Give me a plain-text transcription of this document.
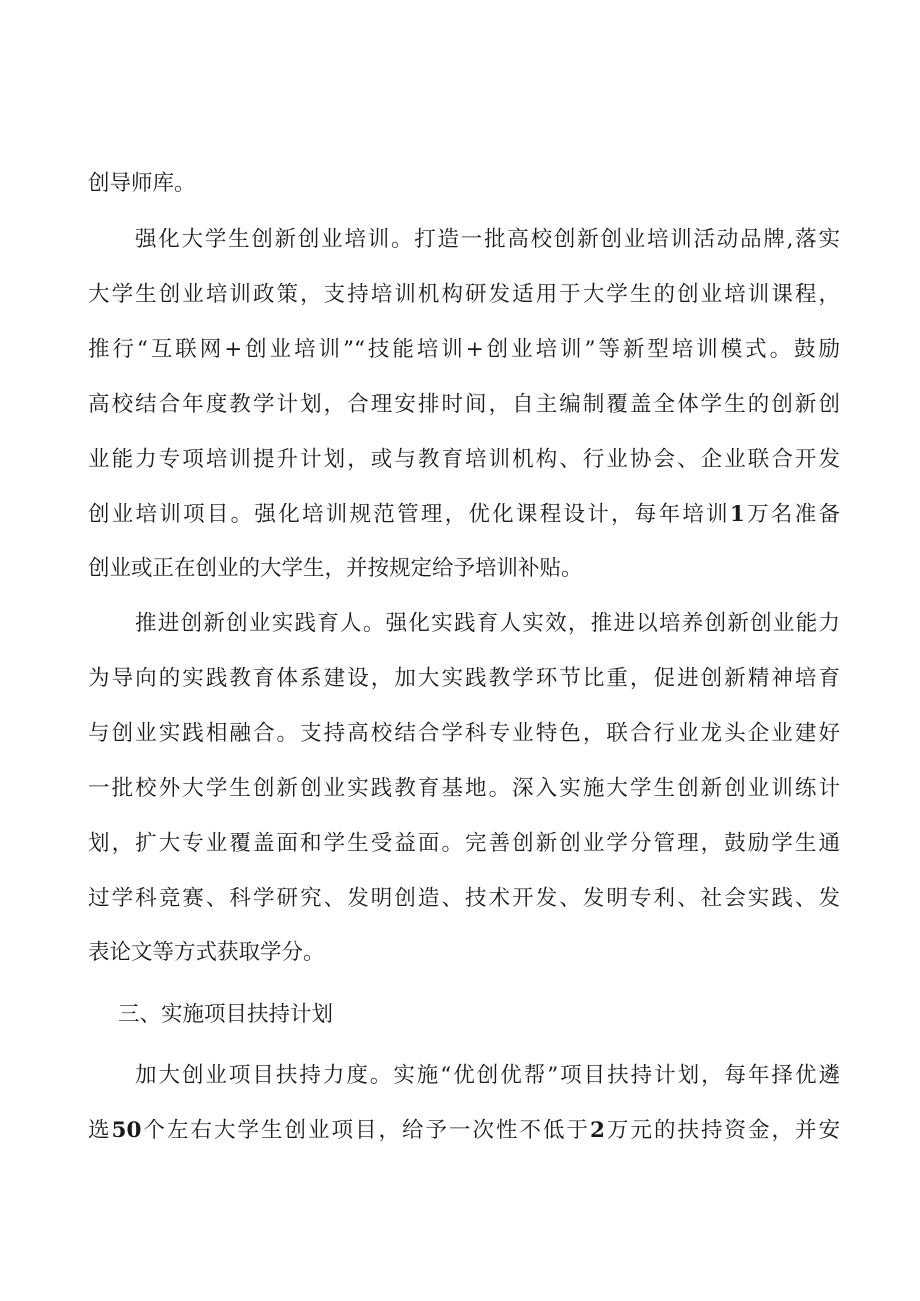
创导师库。
强化大学生创新创业培训。打造一批高校创新创业培训活动品牌,落实
大学生创业培训政策，支持培训机构研发适用于大学生的创业培训课程，
推行“互联网+创业培训”“技能培训+创业培训”等新型培训模式。鼓励
高校结合年度教学计划，合理安排时间，自主编制覆盖全体学生的创新创
业能力专项培训提升计划，或与教育培训机构、行业协会、企业联合开发
创业培训项目。强化培训规范管理，优化课程设计，每年培训1万名准备
创业或正在创业的大学生，并按规定给予培训补贴。
推进创新创业实践育人。强化实践育人实效，推进以培养创新创业能力
为导向的实践教育体系建设，加大实践教学环节比重，促进创新精神培育
与创业实践相融合。支持高校结合学科专业特色，联合行业龙头企业建好
一批校外大学生创新创业实践教育基地。深入实施大学生创新创业训练计
划，扩大专业覆盖面和学生受益面。完善创新创业学分管理，鼓励学生通
过学科竞赛、科学研究、发明创造、技术开发、发明专利、社会实践、发
表论文等方式获取学分。
三、实施项目扶持计划
加大创业项目扶持力度。实施“优创优帮”项目扶持计划，每年择优遴
选50个左右大学生创业项目，给予一次性不低于2万元的扶持资金，并安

────────────────────────────────────────

Given instruction: Reproduce each record from above exactly; pictures do not belong in the copy.

Full solution:
Give me a plain-text transcription of this document.
创导师库。
强化大学生创新创业培训。打造一批高校创新创业培训活动品牌,落实
大学生创业培训政策，支持培训机构研发适用于大学生的创业培训课程，
推行“互联网+创业培训”“技能培训+创业培训”等新型培训模式。鼓励
高校结合年度教学计划，合理安排时间，自主编制覆盖全体学生的创新创
业能力专项培训提升计划，或与教育培训机构、行业协会、企业联合开发
创业培训项目。强化培训规范管理，优化课程设计，每年培训1万名准备
创业或正在创业的大学生，并按规定给予培训补贴。
推进创新创业实践育人。强化实践育人实效，推进以培养创新创业能力
为导向的实践教育体系建设，加大实践教学环节比重，促进创新精神培育
与创业实践相融合。支持高校结合学科专业特色，联合行业龙头企业建好
一批校外大学生创新创业实践教育基地。深入实施大学生创新创业训练计
划，扩大专业覆盖面和学生受益面。完善创新创业学分管理，鼓励学生通
过学科竞赛、科学研究、发明创造、技术开发、发明专利、社会实践、发
表论文等方式获取学分。
三、实施项目扶持计划
加大创业项目扶持力度。实施“优创优帮”项目扶持计划，每年择优遴
选50个左右大学生创业项目，给予一次性不低于2万元的扶持资金，并安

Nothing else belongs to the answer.